[WHAT IS REQUIRED]
Scan the lines below for the string "updated" and copy every one that has it.

[SUPPLIED MATERIAL]

· · · ·

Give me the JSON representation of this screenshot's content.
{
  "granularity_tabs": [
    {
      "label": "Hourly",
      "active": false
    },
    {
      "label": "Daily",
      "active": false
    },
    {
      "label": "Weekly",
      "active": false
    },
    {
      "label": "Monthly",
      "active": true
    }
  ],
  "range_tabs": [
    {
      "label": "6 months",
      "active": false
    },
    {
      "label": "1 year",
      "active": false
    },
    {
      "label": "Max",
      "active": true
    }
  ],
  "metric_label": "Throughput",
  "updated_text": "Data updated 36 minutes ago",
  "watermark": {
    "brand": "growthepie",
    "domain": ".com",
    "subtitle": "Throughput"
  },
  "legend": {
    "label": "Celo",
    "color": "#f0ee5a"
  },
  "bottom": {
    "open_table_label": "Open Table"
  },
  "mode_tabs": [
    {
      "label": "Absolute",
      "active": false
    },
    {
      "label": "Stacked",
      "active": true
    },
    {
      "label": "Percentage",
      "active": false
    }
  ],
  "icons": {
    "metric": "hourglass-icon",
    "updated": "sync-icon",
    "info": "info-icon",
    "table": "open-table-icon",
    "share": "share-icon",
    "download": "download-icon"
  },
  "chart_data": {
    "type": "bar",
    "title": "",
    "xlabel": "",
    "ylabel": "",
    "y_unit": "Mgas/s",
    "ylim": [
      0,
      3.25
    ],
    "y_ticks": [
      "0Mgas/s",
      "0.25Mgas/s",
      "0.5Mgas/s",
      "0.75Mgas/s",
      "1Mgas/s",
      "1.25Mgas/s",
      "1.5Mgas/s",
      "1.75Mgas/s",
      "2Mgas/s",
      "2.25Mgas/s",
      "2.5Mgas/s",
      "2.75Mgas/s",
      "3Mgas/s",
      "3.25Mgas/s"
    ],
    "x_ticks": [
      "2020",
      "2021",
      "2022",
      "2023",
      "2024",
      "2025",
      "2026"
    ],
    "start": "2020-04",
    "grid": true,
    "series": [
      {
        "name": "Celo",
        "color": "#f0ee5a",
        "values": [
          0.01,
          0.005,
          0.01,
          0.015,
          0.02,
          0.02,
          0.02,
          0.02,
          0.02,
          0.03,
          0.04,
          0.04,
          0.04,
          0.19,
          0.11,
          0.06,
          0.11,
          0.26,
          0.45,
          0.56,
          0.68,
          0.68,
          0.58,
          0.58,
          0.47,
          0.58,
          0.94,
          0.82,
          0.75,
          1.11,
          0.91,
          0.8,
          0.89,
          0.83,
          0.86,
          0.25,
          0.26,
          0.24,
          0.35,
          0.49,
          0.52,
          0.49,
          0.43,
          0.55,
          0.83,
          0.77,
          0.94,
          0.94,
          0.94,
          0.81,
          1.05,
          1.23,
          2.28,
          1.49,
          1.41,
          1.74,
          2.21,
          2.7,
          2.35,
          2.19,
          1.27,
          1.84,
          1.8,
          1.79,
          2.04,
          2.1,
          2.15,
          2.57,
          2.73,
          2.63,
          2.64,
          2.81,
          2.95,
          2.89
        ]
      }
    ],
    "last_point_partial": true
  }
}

· · · ·

[ANSWER TO THE TASK]
  "updated_text": "Data updated 36 minutes ago",
    "updated": "sync-icon",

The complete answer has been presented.